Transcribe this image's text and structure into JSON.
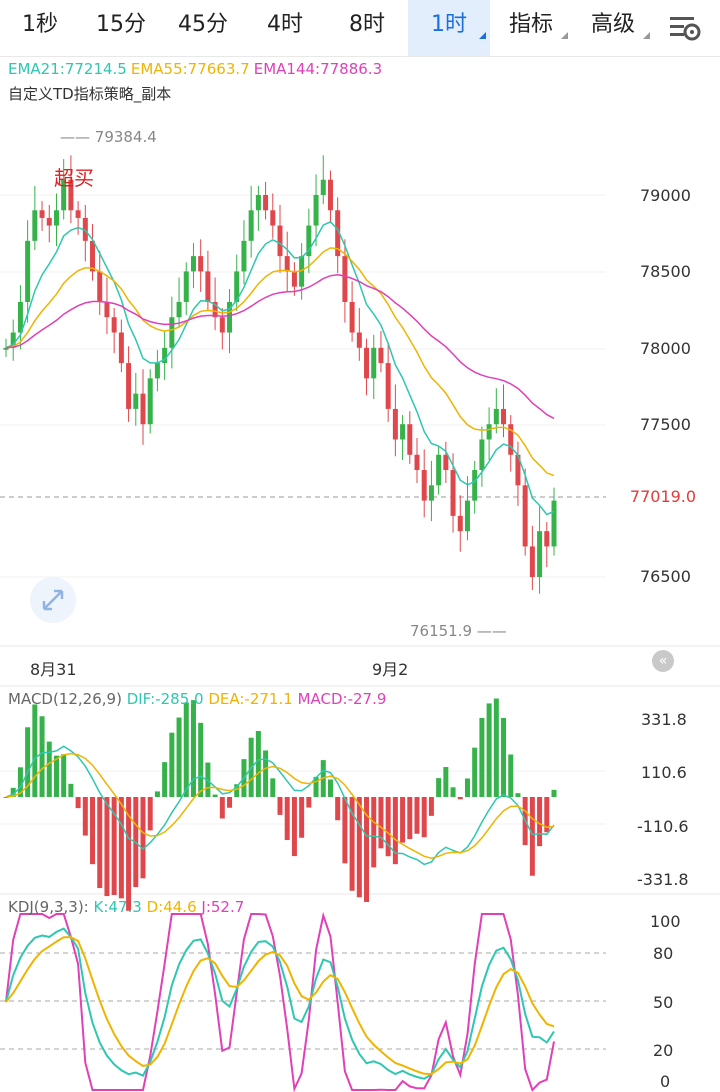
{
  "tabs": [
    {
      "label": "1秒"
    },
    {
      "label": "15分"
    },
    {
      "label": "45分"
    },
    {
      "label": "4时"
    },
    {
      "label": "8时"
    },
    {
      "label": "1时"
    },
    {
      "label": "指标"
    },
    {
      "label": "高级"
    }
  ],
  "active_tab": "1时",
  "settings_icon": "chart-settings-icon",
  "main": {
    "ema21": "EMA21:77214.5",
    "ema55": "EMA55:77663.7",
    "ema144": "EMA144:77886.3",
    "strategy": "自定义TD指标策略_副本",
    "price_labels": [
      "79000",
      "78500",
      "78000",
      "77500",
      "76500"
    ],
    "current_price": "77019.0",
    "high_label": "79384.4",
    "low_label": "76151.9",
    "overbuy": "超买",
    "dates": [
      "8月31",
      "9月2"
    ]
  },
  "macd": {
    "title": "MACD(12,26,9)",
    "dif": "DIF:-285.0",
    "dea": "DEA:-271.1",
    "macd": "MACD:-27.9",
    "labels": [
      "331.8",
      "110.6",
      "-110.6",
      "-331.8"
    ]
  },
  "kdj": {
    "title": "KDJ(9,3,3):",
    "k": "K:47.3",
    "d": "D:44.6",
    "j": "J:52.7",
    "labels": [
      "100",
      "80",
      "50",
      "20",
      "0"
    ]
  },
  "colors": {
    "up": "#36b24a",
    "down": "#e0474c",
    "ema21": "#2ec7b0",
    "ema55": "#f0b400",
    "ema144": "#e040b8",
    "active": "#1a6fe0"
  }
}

====

• _Problem to solve_:
Take the data above and repeat it exactly, leaving each picture out.

• _Exercise response_:
Transcribe this image's text and structure into JSON.
{
  "tabs": [
    {
      "label": "1秒"
    },
    {
      "label": "15分"
    },
    {
      "label": "45分"
    },
    {
      "label": "4时"
    },
    {
      "label": "8时"
    },
    {
      "label": "1时"
    },
    {
      "label": "指标"
    },
    {
      "label": "高级"
    }
  ],
  "active_tab": "1时",
  "settings_icon": "chart-settings-icon",
  "main": {
    "ema21": "EMA21:77214.5",
    "ema55": "EMA55:77663.7",
    "ema144": "EMA144:77886.3",
    "strategy": "自定义TD指标策略_副本",
    "price_labels": [
      "79000",
      "78500",
      "78000",
      "77500",
      "76500"
    ],
    "current_price": "77019.0",
    "high_label": "79384.4",
    "low_label": "76151.9",
    "overbuy": "超买",
    "dates": [
      "8月31",
      "9月2"
    ]
  },
  "macd": {
    "title": "MACD(12,26,9)",
    "dif": "DIF:-285.0",
    "dea": "DEA:-271.1",
    "macd": "MACD:-27.9",
    "labels": [
      "331.8",
      "110.6",
      "-110.6",
      "-331.8"
    ]
  },
  "kdj": {
    "title": "KDJ(9,3,3):",
    "k": "K:47.3",
    "d": "D:44.6",
    "j": "J:52.7",
    "labels": [
      "100",
      "80",
      "50",
      "20",
      "0"
    ]
  },
  "colors": {
    "up": "#36b24a",
    "down": "#e0474c",
    "ema21": "#2ec7b0",
    "ema55": "#f0b400",
    "ema144": "#e040b8",
    "active": "#1a6fe0"
  }
}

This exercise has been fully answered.